'''

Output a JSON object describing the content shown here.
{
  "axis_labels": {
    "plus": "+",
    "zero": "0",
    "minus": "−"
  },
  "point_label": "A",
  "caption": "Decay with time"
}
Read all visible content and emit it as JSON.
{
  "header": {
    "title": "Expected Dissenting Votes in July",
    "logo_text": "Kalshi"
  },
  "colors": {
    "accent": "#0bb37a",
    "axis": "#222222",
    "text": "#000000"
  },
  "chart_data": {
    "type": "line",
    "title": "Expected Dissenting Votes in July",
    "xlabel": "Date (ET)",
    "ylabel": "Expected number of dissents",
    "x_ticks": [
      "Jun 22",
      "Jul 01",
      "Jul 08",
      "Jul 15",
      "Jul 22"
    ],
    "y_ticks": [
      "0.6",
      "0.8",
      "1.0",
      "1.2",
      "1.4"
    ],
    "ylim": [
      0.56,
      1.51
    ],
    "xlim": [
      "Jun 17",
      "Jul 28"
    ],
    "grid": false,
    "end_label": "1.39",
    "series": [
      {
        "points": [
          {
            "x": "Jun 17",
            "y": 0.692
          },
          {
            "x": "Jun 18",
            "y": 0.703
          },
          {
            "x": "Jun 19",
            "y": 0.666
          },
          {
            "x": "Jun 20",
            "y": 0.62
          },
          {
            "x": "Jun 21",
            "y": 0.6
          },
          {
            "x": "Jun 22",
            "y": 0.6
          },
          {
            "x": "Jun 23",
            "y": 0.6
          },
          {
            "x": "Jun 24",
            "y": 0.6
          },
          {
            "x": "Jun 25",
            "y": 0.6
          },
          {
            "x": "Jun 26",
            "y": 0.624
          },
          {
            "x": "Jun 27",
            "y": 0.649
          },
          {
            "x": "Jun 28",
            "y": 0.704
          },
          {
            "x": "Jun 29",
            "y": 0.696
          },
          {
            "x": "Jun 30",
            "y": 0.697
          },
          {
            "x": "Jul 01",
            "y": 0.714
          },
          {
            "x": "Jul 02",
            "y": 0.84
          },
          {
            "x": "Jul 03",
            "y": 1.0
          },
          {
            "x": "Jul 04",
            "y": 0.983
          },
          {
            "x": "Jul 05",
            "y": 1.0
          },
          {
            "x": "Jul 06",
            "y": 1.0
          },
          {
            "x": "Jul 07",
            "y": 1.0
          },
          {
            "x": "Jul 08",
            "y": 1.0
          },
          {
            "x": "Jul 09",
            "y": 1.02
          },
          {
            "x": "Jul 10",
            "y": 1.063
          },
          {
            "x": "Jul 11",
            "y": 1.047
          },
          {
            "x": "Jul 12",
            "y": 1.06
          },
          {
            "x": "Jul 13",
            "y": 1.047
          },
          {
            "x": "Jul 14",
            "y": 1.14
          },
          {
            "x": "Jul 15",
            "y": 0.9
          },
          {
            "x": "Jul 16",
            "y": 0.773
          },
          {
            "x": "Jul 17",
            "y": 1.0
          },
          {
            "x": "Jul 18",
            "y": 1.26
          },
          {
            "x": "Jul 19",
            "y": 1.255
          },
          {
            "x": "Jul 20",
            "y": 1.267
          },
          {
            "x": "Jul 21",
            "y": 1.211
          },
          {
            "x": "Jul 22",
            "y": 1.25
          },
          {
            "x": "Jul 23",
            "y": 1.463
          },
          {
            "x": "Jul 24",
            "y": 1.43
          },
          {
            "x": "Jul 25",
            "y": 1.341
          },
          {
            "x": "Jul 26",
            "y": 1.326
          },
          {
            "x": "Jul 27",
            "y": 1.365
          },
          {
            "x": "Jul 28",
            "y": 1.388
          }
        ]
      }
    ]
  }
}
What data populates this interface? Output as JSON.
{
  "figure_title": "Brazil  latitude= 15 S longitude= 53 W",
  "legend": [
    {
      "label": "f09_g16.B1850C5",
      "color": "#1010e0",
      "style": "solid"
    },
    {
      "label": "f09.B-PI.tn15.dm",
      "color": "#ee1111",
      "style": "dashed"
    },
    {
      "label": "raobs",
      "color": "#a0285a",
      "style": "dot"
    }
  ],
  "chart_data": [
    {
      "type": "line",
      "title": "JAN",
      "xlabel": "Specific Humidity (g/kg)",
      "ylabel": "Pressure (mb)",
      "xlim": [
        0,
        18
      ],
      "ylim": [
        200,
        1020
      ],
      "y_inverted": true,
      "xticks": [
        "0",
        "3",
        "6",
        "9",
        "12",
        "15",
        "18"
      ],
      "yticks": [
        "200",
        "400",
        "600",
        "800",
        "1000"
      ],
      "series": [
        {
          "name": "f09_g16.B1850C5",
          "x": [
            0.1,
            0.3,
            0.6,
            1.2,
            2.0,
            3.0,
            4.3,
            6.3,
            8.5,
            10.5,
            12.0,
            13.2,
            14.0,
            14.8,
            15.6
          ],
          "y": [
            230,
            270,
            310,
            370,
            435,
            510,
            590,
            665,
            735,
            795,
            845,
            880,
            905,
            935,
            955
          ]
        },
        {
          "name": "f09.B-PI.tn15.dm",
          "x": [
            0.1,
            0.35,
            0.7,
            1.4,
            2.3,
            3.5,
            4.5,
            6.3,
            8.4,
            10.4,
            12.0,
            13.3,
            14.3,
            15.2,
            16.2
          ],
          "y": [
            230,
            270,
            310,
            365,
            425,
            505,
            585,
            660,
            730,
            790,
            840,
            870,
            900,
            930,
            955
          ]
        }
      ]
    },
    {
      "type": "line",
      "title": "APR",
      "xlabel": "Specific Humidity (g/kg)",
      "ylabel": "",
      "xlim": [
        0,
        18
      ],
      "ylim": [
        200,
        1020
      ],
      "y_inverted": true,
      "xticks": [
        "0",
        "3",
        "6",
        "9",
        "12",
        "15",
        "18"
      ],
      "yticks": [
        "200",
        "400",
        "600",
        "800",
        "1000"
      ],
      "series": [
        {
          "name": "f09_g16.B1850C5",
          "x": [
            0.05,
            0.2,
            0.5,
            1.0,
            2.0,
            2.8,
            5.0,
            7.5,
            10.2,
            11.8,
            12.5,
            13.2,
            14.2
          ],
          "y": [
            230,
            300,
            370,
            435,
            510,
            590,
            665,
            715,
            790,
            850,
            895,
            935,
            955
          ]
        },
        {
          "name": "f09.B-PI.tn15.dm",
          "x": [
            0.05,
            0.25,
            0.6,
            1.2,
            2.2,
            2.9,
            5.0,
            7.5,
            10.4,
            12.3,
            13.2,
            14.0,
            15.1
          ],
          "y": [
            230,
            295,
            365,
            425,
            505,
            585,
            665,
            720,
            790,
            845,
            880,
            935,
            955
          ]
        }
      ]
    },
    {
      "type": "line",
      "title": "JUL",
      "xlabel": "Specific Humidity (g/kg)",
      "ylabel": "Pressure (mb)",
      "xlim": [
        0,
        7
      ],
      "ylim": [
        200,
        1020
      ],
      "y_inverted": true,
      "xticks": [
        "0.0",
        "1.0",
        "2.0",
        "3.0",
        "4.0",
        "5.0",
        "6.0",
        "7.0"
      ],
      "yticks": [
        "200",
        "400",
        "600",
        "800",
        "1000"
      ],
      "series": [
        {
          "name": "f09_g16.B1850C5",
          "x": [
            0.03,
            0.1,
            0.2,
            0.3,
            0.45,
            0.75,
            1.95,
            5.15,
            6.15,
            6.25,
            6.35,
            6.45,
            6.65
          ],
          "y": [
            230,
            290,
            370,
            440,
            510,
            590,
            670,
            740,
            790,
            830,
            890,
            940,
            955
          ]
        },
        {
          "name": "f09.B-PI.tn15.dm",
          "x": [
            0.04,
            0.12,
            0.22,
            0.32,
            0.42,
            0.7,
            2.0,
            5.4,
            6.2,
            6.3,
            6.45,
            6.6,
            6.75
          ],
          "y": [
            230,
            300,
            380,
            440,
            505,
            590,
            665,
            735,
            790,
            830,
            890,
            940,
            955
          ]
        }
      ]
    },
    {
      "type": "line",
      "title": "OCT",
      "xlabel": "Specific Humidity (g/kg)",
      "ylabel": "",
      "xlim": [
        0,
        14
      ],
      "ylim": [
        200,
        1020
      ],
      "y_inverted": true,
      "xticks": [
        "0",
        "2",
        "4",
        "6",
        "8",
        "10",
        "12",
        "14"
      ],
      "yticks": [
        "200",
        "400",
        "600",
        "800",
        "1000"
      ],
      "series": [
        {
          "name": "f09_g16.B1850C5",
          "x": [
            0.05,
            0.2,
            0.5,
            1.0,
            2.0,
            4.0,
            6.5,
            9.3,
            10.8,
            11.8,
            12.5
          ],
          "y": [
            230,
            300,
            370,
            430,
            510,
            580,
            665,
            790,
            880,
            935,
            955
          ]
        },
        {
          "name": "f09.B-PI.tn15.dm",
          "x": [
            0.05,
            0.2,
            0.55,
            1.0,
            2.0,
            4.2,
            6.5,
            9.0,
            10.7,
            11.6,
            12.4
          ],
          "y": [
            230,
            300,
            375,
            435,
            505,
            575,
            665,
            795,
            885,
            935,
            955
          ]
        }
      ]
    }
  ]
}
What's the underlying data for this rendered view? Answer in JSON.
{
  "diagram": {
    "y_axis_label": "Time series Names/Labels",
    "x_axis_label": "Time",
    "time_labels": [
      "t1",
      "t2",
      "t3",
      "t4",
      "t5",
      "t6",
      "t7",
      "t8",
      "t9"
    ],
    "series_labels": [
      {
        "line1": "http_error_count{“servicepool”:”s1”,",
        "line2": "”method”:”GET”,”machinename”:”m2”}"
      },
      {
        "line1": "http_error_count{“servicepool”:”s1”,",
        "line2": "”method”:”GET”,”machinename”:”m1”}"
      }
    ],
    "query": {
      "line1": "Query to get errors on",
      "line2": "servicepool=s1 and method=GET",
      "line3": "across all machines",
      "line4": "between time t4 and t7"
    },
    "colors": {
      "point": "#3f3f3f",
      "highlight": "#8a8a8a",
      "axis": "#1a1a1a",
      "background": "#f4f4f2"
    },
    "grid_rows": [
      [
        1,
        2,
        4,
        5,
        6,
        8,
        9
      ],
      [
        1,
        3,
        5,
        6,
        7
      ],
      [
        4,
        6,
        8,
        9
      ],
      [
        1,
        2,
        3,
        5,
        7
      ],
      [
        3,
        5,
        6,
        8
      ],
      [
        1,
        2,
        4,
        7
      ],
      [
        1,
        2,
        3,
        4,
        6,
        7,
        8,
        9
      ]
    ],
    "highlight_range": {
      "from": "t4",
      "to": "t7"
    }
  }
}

'''

__Problem description__
Which lines hold the string "Output"? List them all.

__Completed exercise__
Output a JSON object describing the content shown here.
What data populates this interface? Output as JSON.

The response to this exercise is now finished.